(WRITTEN REQUEST): Extract every line from the records below that contains the word "export".
#####
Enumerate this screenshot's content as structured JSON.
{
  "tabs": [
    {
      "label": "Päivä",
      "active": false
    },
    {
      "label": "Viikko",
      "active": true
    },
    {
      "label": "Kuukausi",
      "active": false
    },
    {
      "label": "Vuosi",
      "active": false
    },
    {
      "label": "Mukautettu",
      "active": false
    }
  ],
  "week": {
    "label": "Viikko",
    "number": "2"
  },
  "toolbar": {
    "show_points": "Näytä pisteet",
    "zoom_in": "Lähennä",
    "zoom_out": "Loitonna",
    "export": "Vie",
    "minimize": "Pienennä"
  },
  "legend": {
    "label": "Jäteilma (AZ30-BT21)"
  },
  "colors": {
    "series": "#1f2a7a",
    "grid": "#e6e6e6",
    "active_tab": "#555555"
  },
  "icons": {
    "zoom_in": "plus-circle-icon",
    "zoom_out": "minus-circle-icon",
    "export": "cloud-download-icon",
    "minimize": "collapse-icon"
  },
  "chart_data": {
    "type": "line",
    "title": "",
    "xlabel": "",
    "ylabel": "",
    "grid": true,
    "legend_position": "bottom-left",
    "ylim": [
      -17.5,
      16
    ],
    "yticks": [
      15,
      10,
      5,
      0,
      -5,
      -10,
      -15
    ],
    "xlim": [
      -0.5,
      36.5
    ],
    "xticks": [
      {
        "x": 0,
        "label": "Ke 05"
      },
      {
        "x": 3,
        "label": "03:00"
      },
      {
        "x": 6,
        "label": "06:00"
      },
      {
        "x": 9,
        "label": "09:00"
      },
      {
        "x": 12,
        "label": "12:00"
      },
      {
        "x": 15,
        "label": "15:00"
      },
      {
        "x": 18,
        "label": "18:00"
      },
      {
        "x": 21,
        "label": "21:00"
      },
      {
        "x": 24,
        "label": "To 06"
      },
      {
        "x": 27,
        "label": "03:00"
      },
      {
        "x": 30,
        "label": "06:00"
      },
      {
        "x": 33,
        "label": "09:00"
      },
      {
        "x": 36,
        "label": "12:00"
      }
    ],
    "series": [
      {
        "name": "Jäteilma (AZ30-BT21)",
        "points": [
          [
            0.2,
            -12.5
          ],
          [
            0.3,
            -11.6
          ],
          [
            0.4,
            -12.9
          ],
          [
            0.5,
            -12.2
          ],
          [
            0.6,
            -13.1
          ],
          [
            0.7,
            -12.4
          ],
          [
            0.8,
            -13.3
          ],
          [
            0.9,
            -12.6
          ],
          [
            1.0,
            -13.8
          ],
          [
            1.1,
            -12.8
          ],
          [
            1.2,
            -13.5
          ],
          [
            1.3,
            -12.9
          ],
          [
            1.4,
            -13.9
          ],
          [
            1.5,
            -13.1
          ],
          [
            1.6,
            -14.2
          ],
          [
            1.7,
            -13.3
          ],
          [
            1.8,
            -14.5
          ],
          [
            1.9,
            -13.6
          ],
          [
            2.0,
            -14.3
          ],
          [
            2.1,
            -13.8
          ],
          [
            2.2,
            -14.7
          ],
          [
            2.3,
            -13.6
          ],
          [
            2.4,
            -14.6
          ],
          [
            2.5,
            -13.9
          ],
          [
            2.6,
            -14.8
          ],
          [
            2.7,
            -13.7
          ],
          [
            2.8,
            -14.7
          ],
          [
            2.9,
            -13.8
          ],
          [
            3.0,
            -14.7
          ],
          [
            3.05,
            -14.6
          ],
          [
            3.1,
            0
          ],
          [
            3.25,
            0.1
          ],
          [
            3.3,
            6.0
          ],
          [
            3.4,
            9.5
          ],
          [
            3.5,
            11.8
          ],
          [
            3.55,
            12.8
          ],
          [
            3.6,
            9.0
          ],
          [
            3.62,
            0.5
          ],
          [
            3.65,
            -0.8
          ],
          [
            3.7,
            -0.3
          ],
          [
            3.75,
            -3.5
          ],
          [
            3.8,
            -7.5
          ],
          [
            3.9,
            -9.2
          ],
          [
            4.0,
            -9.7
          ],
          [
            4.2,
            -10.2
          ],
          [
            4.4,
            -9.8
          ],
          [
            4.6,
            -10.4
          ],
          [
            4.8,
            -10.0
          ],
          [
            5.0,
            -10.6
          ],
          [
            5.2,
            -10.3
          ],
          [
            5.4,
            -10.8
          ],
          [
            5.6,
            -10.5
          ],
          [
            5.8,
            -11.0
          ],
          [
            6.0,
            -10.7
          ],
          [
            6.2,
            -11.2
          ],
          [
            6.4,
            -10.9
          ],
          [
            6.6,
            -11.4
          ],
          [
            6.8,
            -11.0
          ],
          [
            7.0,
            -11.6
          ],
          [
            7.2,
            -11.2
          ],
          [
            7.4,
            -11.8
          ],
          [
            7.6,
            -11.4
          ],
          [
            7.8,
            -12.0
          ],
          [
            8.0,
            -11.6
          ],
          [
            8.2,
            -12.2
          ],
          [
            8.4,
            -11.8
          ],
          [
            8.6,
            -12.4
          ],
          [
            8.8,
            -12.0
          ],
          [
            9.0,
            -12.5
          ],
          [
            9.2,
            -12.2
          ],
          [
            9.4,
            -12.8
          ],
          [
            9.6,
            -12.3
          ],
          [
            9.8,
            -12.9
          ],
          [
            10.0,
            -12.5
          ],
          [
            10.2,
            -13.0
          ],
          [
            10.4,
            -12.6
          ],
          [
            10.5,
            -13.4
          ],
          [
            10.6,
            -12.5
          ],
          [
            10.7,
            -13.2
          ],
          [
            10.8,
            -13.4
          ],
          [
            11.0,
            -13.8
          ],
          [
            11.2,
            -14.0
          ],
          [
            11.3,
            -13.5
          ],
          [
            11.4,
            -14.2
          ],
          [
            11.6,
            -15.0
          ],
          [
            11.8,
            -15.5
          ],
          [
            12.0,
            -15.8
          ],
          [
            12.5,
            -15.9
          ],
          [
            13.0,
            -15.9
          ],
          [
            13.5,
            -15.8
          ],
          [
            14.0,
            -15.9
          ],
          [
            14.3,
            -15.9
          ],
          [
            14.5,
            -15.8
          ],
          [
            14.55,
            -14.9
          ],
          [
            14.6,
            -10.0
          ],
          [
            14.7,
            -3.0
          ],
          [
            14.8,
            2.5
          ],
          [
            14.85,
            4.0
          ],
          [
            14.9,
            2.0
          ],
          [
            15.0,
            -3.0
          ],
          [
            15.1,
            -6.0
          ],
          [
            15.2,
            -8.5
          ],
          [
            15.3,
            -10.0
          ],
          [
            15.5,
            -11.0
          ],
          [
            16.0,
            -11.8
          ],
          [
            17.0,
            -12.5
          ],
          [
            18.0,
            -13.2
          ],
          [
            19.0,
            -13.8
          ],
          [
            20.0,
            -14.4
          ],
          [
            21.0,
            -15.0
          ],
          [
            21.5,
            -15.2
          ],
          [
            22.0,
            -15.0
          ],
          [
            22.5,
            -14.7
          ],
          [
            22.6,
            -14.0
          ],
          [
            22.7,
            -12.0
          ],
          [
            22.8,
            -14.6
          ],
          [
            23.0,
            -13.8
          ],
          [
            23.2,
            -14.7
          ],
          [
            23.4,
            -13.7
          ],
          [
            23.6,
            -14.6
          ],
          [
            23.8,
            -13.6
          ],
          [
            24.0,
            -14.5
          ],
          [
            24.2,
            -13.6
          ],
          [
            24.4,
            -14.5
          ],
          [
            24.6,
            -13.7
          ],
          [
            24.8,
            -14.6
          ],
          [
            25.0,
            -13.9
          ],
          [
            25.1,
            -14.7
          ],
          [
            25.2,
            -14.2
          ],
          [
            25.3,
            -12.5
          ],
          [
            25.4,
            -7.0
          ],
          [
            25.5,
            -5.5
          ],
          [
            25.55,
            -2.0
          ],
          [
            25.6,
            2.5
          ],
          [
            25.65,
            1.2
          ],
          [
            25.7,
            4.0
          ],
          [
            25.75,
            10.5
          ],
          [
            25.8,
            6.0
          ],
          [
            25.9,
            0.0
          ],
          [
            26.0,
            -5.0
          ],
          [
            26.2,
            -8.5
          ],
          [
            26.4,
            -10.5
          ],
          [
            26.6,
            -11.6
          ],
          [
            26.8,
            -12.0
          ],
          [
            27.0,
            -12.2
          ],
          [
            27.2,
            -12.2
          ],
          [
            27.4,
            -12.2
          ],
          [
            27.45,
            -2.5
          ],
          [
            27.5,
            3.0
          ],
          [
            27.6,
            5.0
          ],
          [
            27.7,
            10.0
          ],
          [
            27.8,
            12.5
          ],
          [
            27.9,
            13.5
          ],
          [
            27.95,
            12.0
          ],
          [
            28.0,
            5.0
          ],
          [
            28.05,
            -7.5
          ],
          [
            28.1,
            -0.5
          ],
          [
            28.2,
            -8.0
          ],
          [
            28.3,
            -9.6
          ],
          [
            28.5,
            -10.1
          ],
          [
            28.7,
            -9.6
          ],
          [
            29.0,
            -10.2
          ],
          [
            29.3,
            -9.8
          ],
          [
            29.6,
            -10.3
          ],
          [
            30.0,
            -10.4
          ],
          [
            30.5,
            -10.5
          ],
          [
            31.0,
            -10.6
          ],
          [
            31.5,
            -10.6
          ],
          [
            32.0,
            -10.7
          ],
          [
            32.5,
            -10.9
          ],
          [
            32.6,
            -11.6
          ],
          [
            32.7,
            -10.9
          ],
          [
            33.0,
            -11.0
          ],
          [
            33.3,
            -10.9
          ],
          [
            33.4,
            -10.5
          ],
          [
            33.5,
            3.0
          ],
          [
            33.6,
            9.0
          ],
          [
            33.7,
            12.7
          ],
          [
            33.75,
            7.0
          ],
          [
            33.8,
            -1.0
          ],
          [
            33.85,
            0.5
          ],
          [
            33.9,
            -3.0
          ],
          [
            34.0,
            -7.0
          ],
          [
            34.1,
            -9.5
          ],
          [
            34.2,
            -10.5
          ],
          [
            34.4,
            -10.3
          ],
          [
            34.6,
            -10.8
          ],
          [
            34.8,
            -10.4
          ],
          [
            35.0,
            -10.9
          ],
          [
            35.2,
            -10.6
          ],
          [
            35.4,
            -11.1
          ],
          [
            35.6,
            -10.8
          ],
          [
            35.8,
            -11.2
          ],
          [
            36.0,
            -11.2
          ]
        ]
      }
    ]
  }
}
#####
(RESULT):
    "export": "Vie",
    "export": "cloud-download-icon",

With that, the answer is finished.